▶ **Consigne 1**
Recopiez fidèlement le texte sur la transplantation de microbiote fécal, de « Face à l’absence » à « cérébral pendant l’enfance. ».
▶ **Consigne 2**
Traduisez en anglais cette phrase du texte sur la transplantation de microbiote fécal : « Un effet rémanent a été observé, avec une persistance de l’efficacité 2 ans après l’arrêt du traitement. »
▶ **Consigne 3**
Reprenez le texte sur la transplantation de microbiote fécal à l’endroit où il s’arrête et poursuivez sa rédaction.

▶ **Passage cité**
_ _ _ _ _ _ _
Face à l’absence de traitement spécifique pour les symptômes GI et autistiques chez les patients atteints de TSA, de nouvelles stratégies thérapeutiques bien tolérées ciblant le MI ou les métabolites microbiens, telles que la TMF/TTM, doivent être davantage évaluées, en particulier aux stades précoces et critiques du développement cérébral pendant l’enfance.
La transplantation de microbiote fécal (TMF) chez les patients atteints de TSA
La transplantation de microbiote fécal (TMF) est une nouvelle méthode efficace pour moduler le MI dans les maladies gastro-intestinales et endocriniennes. La TMF pourrait constituer une nouvelle option efficace pour moduler/restaurer le MI dans les TSA. Des modèles murins de TSA ont montré que la TMF permettait d’améliorer les symptômes typiques de l’autisme tels que les déficits de la communication sociale et les comportements stéréotypés. Chez l’être humain, un essai pilote en ouvert conduit chez des adultes atteints de TSA a suggéré que la TMF pourrait améliorer non seulement les symptômes GI mais également la réciprocité sociale et les comportements stéréotypés. Un effet rémanent a été observé, avec une persistance de l’efficacité 2 ans après l’arrêt du traitement. Il est intéressant de noter que l’efficacité était associée à une augmentation de la diversité du MI. La TMF pourrait constituer une nouvelle stratégie thérapeutique de pointe pour traiter les symptômes GI et comportementaux chez les enfants atteints de TSA et ouvrir de nouvelles pistes pour la compréhension de la physiologie de la communication sociale chez l’être humain.
_ _ _ _ _ _ _
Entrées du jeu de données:
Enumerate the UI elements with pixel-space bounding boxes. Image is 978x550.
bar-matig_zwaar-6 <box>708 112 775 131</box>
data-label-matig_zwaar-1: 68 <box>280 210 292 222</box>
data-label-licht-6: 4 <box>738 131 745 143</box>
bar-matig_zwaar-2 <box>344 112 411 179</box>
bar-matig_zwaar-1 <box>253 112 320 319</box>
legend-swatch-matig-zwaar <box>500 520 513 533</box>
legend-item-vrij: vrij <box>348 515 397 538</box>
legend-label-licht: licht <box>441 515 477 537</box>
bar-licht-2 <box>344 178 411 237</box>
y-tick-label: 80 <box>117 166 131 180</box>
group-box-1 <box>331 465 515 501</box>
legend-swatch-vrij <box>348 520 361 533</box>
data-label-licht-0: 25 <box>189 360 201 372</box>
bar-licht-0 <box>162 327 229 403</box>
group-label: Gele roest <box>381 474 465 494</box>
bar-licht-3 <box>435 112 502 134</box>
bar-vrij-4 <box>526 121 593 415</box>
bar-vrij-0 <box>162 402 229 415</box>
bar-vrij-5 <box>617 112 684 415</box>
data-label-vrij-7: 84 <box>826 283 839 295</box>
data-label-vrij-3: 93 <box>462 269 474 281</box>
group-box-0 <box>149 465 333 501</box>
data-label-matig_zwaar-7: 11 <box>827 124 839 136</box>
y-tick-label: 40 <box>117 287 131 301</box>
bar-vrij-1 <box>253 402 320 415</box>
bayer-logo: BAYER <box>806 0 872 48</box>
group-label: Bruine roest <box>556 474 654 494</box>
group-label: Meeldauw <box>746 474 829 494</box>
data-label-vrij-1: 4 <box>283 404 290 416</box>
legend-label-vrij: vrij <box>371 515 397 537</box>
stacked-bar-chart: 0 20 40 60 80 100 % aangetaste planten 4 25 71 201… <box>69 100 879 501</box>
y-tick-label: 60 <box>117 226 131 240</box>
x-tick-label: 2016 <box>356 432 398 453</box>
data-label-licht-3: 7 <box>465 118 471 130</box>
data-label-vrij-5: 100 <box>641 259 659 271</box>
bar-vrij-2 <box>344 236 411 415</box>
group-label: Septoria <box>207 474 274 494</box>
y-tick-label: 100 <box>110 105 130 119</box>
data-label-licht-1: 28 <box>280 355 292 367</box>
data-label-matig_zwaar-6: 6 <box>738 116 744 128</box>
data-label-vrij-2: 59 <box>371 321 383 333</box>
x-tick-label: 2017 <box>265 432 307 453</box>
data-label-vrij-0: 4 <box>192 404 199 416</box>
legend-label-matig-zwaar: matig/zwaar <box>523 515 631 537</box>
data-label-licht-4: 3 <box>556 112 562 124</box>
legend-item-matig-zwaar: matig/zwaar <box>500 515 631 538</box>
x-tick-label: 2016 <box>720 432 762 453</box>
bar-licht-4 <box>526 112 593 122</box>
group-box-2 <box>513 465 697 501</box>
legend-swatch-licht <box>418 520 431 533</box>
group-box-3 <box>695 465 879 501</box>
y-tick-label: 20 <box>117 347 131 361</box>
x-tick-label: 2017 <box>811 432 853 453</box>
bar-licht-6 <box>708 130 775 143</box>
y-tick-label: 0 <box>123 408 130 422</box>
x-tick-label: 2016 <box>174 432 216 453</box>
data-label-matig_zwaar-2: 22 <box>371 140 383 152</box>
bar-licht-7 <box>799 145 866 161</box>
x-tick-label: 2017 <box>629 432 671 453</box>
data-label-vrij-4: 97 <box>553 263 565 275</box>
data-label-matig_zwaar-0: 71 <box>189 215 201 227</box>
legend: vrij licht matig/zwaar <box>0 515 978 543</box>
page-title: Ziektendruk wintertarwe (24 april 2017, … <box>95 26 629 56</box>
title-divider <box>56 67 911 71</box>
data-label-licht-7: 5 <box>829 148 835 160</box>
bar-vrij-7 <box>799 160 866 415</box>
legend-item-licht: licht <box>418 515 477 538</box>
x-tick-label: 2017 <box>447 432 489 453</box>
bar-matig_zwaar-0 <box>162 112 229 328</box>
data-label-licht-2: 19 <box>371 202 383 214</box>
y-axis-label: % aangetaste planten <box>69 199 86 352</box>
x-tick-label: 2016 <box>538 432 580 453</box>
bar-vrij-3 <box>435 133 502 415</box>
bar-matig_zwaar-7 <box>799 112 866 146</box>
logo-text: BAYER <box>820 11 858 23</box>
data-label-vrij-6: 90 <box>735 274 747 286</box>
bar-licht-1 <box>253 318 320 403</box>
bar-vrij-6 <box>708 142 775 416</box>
_ _ _ _ _ _ _
▶ **Réponse attendue 1**
Face à l’absence de traitement spécifique pour les symptômes GI et autistiques chez les patients atteints de TSA, de nouvelles stratégies thérapeutiques bien tolérées ciblant le MI ou les métabolites microbiens, telles que la TMF/TTM, doivent être davantage évaluées, en particulier aux stades précoces et critiques du développement cérébral pendant l’enfance.

▶ **Réponse attendue 2**
A lasting effect was observed, with efficacy persisting 2 years after treatment was stopped.

▶ **Réponse attendue 3**
Conclusion
L’impact du microbiote intestinal sur la trajectoire neurodéveloppementale des enfants demeure largement inexploré. À ce jour, aucune étude n’a évalué l’impact de la modulation du microbiote intestinal sur la phase précoce du développement de l’enfant, en particulier sur les capacités de communication sociale. Des études préliminaires conduites chez des adultes et des enfants ont montré que la modulation du MI entraînait une amélioration des symptômes GI et des comportements autistiques. Sur la base de ces données, nous allons conduire un essai clinique en double aveugle chez des enfants atteints de TSA plus jeunes, aux tout premiers stades de leur développement cognitif (avant l’âge de 6 ans). L’objectif est de déterminer si une TMF réalisée à une période critique du développement entraînera une amélioration significative à long terme de la trajectoire développementale de l’enfant.